TASK INPUTS:

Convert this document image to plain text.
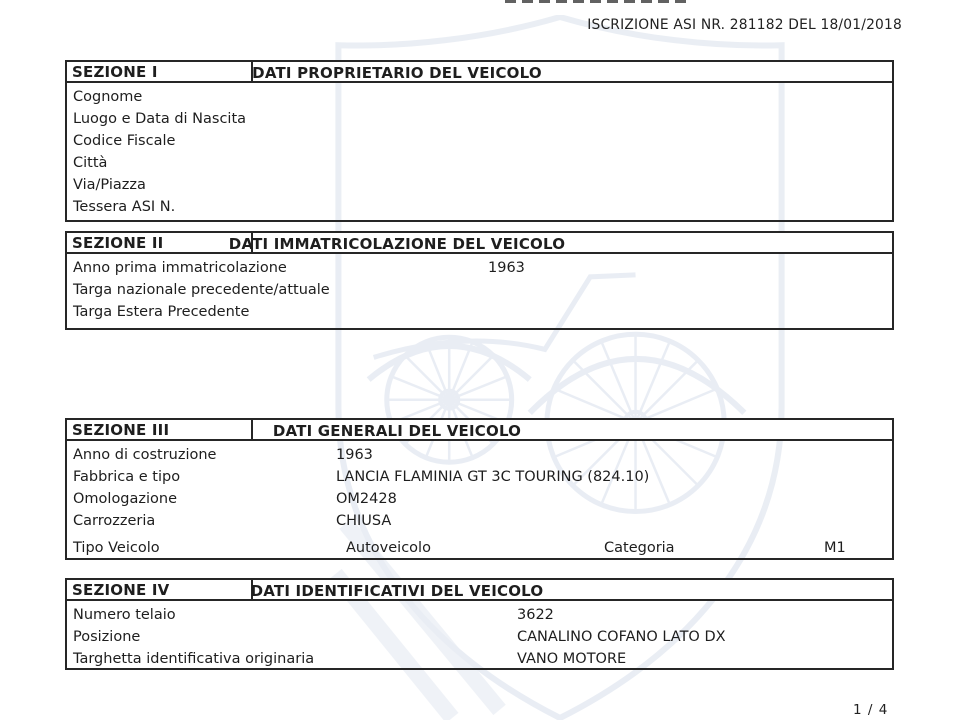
ISCRIZIONE ASI NR. 281182 DEL 18/01/2018
SEZIONE I	DATI PROPRIETARIO DEL VEICOLO
Cognome
Luogo e Data di Nascita
Codice Fiscale
Città
Via/Piazza
Tessera ASI N.
SEZIONE II	DATI IMMATRICOLAZIONE DEL VEICOLO
Anno prima immatricolazione	1963
Targa nazionale precedente/attuale
Targa Estera Precedente
SEZIONE III	DATI GENERALI DEL VEICOLO
Anno di costruzione	1963
Fabbrica e tipo	LANCIA FLAMINIA GT 3C TOURING (824.10)
Omologazione	OM2428
Carrozzeria	CHIUSA
Tipo Veicolo	Autoveicolo	Categoria	M1
SEZIONE IV	DATI IDENTIFICATIVI DEL VEICOLO
Numero telaio	3622
Posizione	CANALINO COFANO LATO DX
Targhetta identificativa originaria	VANO MOTORE
1 / 4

WHAT THIS TASK INVOLVES:
Leave out the pictures and copy everything else in the records word for word.

EXERCISE OUTPUT:
Convert this document image to plain text.
ISCRIZIONE ASI NR. 281182 DEL 18/01/2018
SEZIONE I	DATI PROPRIETARIO DEL VEICOLO
Cognome
Luogo e Data di Nascita
Codice Fiscale
Città
Via/Piazza
Tessera ASI N.
SEZIONE II	DATI IMMATRICOLAZIONE DEL VEICOLO
Anno prima immatricolazione	1963
Targa nazionale precedente/attuale
Targa Estera Precedente
SEZIONE III	DATI GENERALI DEL VEICOLO
Anno di costruzione	1963
Fabbrica e tipo	LANCIA FLAMINIA GT 3C TOURING (824.10)
Omologazione	OM2428
Carrozzeria	CHIUSA
Tipo Veicolo	Autoveicolo	Categoria	M1
SEZIONE IV	DATI IDENTIFICATIVI DEL VEICOLO
Numero telaio	3622
Posizione	CANALINO COFANO LATO DX
Targhetta identificativa originaria	VANO MOTORE
1 / 4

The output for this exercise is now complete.